Pull every line containing "зрительными" out of the material below.

Stored entries:
(begin)
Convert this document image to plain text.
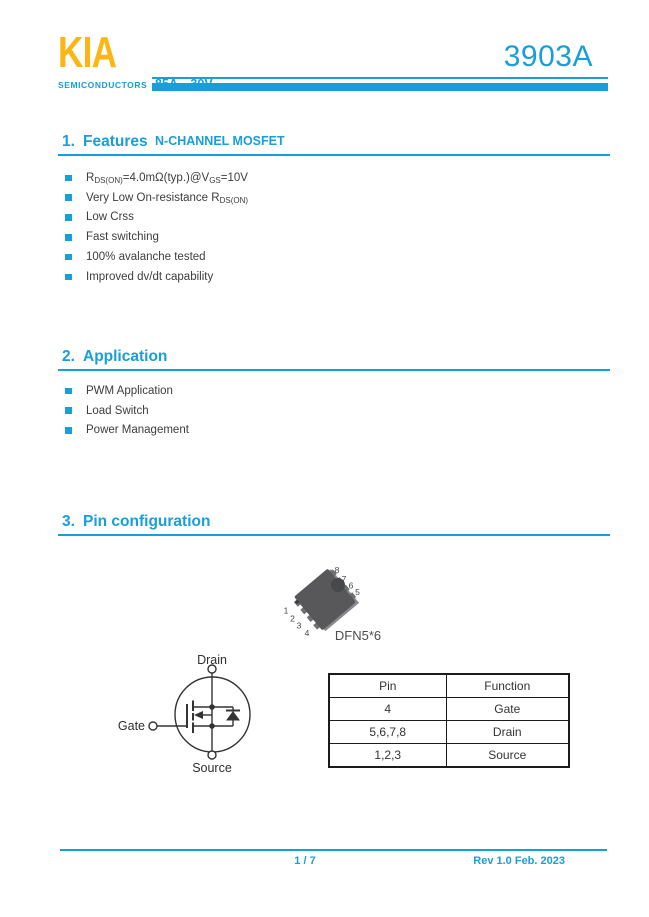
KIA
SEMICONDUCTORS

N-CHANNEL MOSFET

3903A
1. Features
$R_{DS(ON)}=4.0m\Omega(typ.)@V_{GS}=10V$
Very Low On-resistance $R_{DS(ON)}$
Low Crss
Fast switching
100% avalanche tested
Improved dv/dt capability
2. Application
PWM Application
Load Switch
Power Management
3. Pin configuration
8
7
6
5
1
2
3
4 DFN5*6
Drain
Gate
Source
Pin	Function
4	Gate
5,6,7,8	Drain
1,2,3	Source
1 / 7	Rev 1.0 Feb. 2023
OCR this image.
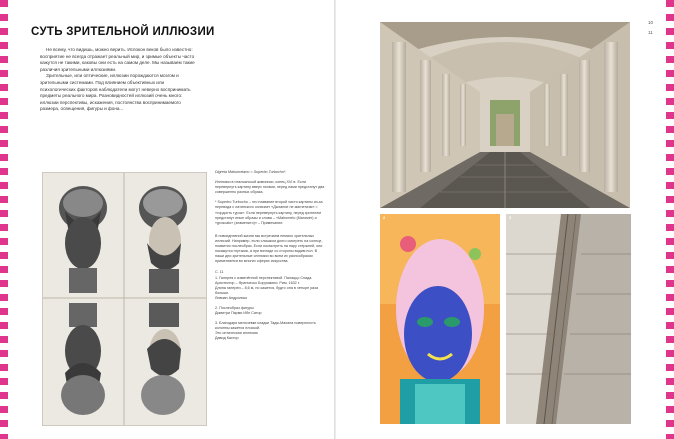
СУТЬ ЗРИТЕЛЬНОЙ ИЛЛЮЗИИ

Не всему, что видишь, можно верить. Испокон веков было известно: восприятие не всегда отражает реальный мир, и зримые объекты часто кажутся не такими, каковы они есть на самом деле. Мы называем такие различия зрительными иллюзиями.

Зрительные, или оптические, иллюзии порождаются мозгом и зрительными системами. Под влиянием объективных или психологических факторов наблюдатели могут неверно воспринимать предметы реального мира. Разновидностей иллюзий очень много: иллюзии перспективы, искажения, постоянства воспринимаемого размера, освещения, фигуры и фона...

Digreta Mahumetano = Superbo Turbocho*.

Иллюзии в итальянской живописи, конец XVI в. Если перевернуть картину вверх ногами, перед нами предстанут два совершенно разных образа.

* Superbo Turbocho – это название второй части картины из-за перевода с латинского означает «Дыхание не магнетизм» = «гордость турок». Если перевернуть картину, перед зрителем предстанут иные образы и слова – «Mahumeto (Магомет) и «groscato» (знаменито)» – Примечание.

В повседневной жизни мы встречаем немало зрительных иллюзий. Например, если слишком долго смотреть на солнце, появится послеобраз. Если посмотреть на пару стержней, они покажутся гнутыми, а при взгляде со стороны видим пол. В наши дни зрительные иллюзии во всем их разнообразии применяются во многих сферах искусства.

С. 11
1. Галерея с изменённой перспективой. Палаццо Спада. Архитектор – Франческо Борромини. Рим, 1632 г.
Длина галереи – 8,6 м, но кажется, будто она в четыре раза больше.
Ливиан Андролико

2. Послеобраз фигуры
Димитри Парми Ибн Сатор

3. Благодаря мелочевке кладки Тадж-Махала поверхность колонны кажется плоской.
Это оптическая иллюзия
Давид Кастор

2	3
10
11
(end)
--- Exercise solution ---
Не всему, что видишь, можно верить. Испокон веков было известно: восприятие не всегда отражает реальный мир, и зримые объекты часто кажутся не такими, каковы они есть на самом деле. Мы называем такие различия зрительными иллюзиями.
Зрительные, или оптические, иллюзии порождаются мозгом и зрительными системами. Под влиянием объективных или психологических факторов наблюдатели могут неверно воспринимать предметы реального мира. Разновидностей иллюзий очень много: иллюзии перспективы, искажения, постоянства воспринимаемого размера, освещения, фигуры и фона...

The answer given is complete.